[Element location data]
↓

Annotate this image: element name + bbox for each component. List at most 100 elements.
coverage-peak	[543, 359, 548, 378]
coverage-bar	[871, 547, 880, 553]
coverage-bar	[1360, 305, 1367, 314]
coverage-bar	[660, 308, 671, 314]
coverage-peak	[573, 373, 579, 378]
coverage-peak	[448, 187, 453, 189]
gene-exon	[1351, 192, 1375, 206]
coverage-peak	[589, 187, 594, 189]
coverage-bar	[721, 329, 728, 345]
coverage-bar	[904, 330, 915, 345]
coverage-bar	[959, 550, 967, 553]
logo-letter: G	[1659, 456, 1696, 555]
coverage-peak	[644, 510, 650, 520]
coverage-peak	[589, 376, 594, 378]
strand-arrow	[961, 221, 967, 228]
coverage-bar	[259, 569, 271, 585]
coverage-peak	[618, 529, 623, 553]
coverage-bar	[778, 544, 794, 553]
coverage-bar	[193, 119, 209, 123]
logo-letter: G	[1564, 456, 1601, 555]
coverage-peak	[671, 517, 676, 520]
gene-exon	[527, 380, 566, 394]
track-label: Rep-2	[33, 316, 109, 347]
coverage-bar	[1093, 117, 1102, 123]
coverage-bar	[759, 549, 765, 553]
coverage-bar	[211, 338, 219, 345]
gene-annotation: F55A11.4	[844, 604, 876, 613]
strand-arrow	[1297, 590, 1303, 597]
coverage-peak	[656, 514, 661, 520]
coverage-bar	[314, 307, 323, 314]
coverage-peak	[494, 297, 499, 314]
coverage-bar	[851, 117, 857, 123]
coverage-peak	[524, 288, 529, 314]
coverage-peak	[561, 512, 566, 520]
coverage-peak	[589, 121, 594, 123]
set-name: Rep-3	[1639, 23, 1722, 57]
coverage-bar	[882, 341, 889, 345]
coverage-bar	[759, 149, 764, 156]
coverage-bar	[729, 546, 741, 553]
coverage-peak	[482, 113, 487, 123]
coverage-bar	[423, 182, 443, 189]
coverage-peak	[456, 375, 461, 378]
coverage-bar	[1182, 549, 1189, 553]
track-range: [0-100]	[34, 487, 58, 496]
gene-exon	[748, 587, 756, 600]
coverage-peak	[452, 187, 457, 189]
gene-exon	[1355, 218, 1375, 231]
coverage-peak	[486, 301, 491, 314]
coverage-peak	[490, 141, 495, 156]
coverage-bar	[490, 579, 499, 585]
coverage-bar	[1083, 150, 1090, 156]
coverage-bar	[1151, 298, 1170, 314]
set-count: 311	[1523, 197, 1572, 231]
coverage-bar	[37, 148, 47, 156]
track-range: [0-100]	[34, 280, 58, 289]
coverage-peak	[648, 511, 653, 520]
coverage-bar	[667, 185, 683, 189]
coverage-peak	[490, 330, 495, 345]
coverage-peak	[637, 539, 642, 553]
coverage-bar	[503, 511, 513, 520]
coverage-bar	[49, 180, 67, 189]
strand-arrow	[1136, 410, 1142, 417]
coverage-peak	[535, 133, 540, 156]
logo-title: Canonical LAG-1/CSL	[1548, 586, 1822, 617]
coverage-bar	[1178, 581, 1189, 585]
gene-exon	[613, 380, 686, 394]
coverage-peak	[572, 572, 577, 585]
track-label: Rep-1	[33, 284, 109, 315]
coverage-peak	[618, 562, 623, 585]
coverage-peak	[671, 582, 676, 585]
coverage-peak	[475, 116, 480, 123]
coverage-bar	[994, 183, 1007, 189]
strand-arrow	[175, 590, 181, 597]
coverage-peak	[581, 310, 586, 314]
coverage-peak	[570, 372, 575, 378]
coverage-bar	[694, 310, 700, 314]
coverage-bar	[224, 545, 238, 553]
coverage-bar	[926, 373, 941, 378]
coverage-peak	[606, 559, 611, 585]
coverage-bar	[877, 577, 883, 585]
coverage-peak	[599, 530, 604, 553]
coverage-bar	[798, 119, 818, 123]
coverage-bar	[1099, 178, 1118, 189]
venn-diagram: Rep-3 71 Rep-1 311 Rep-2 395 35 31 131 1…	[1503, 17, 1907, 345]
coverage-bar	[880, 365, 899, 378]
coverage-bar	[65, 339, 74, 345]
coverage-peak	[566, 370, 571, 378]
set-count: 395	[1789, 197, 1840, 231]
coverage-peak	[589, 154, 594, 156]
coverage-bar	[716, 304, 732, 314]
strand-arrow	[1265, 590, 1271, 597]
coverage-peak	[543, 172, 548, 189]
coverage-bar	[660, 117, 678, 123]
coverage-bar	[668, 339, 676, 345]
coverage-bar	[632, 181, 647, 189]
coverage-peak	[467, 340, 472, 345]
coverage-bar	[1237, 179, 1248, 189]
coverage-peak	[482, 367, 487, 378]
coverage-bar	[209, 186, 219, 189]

↑

_Goal_:
Retype all of the items above line for line, changing nothing.

_Full response_:
Annotate this image: element name + bbox for each component. List at most 100 elements.
coverage-peak	[543, 359, 548, 378]
coverage-bar	[871, 547, 880, 553]
coverage-bar	[1360, 305, 1367, 314]
coverage-bar	[660, 308, 671, 314]
coverage-peak	[573, 373, 579, 378]
coverage-peak	[448, 187, 453, 189]
gene-exon	[1351, 192, 1375, 206]
coverage-peak	[589, 187, 594, 189]
coverage-bar	[721, 329, 728, 345]
coverage-bar	[904, 330, 915, 345]
coverage-bar	[959, 550, 967, 553]
logo-letter: G	[1659, 456, 1696, 555]
coverage-peak	[644, 510, 650, 520]
coverage-peak	[589, 376, 594, 378]
strand-arrow	[961, 221, 967, 228]
coverage-bar	[259, 569, 271, 585]
coverage-peak	[618, 529, 623, 553]
coverage-bar	[778, 544, 794, 553]
coverage-bar	[193, 119, 209, 123]
logo-letter: G	[1564, 456, 1601, 555]
coverage-peak	[671, 517, 676, 520]
gene-exon	[527, 380, 566, 394]
track-label: Rep-2	[33, 316, 109, 347]
coverage-bar	[1093, 117, 1102, 123]
coverage-bar	[759, 549, 765, 553]
coverage-bar	[211, 338, 219, 345]
gene-annotation: F55A11.4	[844, 604, 876, 613]
strand-arrow	[1297, 590, 1303, 597]
coverage-peak	[656, 514, 661, 520]
coverage-bar	[314, 307, 323, 314]
coverage-peak	[494, 297, 499, 314]
coverage-bar	[851, 117, 857, 123]
coverage-peak	[524, 288, 529, 314]
coverage-peak	[561, 512, 566, 520]
coverage-peak	[589, 121, 594, 123]
set-name: Rep-3	[1639, 23, 1722, 57]
coverage-bar	[882, 341, 889, 345]
coverage-bar	[759, 149, 764, 156]
coverage-bar	[729, 546, 741, 553]
coverage-peak	[482, 113, 487, 123]
coverage-bar	[423, 182, 443, 189]
coverage-peak	[456, 375, 461, 378]
coverage-bar	[1182, 549, 1189, 553]
track-range: [0-100]	[34, 487, 58, 496]
gene-exon	[748, 587, 756, 600]
coverage-peak	[452, 187, 457, 189]
gene-exon	[1355, 218, 1375, 231]
coverage-peak	[486, 301, 491, 314]
coverage-peak	[490, 141, 495, 156]
coverage-bar	[490, 579, 499, 585]
coverage-bar	[1083, 150, 1090, 156]
coverage-bar	[1151, 298, 1170, 314]
set-count: 311	[1523, 197, 1572, 231]
coverage-bar	[37, 148, 47, 156]
track-range: [0-100]	[34, 280, 58, 289]
coverage-peak	[648, 511, 653, 520]
coverage-bar	[667, 185, 683, 189]
coverage-peak	[490, 330, 495, 345]
coverage-peak	[637, 539, 642, 553]
coverage-bar	[503, 511, 513, 520]
coverage-bar	[49, 180, 67, 189]
strand-arrow	[1136, 410, 1142, 417]
coverage-peak	[535, 133, 540, 156]
logo-title: Canonical LAG-1/CSL	[1548, 586, 1822, 617]
coverage-bar	[1178, 581, 1189, 585]
gene-exon	[613, 380, 686, 394]
coverage-peak	[572, 572, 577, 585]
track-label: Rep-1	[33, 284, 109, 315]
coverage-peak	[618, 562, 623, 585]
coverage-peak	[671, 582, 676, 585]
coverage-peak	[475, 116, 480, 123]
coverage-bar	[994, 183, 1007, 189]
strand-arrow	[175, 590, 181, 597]
coverage-peak	[581, 310, 586, 314]
coverage-peak	[570, 372, 575, 378]
coverage-bar	[694, 310, 700, 314]
coverage-bar	[224, 545, 238, 553]
coverage-bar	[926, 373, 941, 378]
coverage-peak	[606, 559, 611, 585]
coverage-bar	[877, 577, 883, 585]
coverage-peak	[599, 530, 604, 553]
coverage-bar	[798, 119, 818, 123]
coverage-bar	[1099, 178, 1118, 189]
venn-diagram: Rep-3 71 Rep-1 311 Rep-2 395 35 31 131 1…	[1503, 17, 1907, 345]
coverage-bar	[880, 365, 899, 378]
coverage-bar	[65, 339, 74, 345]
coverage-peak	[566, 370, 571, 378]
set-count: 395	[1789, 197, 1840, 231]
coverage-peak	[589, 154, 594, 156]
coverage-bar	[716, 304, 732, 314]
strand-arrow	[1265, 590, 1271, 597]
coverage-peak	[543, 172, 548, 189]
coverage-bar	[660, 117, 678, 123]
coverage-bar	[668, 339, 676, 345]
coverage-bar	[632, 181, 647, 189]
coverage-peak	[467, 340, 472, 345]
coverage-bar	[1237, 179, 1248, 189]
coverage-peak	[482, 367, 487, 378]
coverage-bar	[209, 186, 219, 189]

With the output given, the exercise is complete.